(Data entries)
============

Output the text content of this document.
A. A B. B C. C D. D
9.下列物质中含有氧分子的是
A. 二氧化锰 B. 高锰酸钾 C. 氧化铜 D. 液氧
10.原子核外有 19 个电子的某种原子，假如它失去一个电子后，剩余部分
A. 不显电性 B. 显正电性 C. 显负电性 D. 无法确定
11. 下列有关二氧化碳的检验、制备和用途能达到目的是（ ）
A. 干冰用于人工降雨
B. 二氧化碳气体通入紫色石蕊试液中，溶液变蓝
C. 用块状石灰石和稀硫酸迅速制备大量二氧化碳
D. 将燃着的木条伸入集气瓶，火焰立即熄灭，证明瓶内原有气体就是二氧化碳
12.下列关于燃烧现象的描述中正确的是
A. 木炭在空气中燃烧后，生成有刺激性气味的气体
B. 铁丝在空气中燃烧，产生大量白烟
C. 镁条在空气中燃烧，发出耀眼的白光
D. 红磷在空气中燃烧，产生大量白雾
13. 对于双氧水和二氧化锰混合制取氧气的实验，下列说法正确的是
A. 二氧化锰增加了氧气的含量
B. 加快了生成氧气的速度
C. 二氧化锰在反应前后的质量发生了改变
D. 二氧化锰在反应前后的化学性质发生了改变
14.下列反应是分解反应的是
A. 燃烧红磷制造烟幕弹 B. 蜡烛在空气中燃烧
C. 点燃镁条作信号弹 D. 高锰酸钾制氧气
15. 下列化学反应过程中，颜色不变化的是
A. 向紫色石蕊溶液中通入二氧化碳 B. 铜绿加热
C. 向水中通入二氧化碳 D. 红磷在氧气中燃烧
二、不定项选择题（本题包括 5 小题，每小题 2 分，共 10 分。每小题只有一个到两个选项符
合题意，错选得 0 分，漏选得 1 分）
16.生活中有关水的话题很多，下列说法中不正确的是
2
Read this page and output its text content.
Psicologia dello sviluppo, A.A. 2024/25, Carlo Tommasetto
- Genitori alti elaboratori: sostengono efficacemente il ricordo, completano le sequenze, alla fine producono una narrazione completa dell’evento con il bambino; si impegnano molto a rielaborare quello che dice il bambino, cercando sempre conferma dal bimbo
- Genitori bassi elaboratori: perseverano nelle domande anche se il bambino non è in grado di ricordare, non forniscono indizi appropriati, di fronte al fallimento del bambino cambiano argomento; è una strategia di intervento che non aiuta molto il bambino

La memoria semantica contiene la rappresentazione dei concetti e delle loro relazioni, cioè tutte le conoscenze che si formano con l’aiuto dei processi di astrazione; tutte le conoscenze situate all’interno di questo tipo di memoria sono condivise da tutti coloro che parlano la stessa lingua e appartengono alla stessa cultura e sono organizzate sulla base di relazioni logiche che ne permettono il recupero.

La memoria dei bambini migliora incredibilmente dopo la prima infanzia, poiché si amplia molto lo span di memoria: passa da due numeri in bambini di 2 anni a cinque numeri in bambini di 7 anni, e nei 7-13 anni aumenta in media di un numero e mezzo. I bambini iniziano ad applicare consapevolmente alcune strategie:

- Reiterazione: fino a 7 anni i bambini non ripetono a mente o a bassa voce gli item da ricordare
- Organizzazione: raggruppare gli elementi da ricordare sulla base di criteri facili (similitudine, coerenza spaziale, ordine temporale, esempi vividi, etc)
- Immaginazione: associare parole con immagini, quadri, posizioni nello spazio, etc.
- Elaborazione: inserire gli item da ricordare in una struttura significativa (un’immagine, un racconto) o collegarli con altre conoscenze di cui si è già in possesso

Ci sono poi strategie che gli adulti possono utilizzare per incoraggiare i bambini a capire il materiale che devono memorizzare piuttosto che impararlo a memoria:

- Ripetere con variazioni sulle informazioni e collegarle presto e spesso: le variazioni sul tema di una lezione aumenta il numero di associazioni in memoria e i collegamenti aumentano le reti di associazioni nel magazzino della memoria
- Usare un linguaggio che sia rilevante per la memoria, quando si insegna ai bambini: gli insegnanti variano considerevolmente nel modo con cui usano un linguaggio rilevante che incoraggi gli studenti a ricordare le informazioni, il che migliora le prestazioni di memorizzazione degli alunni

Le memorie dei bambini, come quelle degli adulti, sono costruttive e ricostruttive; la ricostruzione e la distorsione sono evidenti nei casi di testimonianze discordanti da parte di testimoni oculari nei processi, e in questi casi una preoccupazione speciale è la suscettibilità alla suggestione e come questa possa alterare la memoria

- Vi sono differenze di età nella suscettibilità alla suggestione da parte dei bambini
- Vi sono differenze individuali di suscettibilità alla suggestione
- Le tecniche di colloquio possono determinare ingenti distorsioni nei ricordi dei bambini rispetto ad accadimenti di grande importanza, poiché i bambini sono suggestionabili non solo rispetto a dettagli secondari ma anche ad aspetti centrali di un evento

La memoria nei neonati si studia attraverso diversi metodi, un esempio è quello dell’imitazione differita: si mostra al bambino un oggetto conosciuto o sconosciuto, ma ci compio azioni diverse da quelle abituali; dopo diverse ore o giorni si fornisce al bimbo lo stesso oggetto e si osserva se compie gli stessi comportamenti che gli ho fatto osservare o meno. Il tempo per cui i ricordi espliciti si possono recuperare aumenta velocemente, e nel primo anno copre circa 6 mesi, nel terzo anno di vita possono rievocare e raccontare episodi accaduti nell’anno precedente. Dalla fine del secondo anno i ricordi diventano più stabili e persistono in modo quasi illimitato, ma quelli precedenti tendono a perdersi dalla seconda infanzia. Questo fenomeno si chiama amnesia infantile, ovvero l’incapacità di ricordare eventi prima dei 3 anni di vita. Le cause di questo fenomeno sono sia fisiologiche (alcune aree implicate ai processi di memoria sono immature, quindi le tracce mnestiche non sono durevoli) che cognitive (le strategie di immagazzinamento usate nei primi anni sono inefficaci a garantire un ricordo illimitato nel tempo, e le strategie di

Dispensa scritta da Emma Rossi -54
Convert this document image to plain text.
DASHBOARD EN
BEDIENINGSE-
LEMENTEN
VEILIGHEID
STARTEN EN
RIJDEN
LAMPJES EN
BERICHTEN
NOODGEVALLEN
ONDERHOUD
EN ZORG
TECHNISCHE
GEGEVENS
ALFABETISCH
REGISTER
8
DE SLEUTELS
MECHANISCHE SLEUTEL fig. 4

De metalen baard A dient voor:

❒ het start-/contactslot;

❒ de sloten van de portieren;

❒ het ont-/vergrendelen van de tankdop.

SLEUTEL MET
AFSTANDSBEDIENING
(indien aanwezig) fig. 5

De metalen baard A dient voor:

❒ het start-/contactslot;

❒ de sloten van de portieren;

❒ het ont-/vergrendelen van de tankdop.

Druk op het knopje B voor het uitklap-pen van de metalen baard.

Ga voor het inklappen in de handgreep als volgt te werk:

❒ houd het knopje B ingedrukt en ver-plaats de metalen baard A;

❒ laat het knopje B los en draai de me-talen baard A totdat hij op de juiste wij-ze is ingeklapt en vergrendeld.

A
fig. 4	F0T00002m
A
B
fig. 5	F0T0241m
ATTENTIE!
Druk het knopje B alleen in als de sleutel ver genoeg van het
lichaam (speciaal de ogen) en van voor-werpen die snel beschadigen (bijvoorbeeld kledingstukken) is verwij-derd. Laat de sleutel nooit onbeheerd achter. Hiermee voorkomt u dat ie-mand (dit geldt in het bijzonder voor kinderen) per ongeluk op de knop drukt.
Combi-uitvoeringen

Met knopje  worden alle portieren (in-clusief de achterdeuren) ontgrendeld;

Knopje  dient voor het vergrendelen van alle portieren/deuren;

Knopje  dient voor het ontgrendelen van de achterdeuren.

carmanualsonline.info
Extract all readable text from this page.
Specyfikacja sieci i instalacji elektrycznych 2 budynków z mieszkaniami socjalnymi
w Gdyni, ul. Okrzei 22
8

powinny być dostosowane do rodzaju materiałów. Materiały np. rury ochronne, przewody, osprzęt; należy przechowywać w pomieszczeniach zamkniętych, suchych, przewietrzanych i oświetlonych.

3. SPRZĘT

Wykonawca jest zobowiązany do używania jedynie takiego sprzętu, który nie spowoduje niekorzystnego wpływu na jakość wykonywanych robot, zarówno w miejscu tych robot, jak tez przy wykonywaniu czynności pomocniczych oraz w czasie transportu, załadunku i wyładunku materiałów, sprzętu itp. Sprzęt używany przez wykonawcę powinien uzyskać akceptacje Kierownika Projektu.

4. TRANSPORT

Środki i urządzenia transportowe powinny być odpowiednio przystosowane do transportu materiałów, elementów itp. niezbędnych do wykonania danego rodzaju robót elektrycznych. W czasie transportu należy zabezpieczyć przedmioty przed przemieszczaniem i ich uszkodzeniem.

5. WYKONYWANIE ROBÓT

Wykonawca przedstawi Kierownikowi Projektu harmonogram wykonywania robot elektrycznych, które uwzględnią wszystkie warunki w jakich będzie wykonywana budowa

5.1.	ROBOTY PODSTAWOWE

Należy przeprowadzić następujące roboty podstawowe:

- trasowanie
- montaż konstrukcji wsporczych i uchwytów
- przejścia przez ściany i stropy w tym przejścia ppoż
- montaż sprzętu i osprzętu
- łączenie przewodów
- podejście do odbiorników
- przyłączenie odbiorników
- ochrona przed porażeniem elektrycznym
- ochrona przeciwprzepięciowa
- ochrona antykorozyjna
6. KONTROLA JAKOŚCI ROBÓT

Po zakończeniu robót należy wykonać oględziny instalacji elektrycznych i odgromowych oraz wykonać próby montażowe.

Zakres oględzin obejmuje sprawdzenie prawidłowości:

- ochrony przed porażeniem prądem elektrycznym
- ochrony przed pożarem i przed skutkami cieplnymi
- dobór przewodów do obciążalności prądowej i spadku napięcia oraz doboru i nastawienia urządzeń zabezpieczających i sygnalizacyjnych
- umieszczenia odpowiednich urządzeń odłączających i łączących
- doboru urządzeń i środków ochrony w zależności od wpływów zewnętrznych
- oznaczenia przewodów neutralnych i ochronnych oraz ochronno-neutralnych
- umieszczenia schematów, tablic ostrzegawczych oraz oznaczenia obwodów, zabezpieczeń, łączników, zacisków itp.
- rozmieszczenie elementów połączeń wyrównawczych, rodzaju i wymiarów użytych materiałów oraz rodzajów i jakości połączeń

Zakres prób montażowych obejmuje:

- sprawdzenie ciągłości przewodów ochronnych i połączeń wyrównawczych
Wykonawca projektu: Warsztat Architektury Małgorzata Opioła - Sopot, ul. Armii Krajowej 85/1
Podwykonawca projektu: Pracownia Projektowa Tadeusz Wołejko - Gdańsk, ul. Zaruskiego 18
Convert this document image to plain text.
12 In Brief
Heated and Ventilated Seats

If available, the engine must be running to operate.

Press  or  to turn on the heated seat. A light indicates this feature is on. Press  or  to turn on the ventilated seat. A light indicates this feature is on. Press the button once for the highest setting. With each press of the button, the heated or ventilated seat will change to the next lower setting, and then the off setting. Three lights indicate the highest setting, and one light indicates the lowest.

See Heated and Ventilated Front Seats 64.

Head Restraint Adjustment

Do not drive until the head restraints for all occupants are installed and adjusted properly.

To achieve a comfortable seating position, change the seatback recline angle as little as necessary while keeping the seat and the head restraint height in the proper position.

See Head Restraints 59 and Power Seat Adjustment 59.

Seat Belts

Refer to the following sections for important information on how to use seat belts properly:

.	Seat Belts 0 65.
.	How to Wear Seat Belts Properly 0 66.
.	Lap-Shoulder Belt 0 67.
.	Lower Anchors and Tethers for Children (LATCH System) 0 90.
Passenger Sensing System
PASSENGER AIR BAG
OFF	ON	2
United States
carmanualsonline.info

============

Return nothing except the number of lines that include the string "umieszczenia".

[ANSWER TO THIS EXERCISE] 2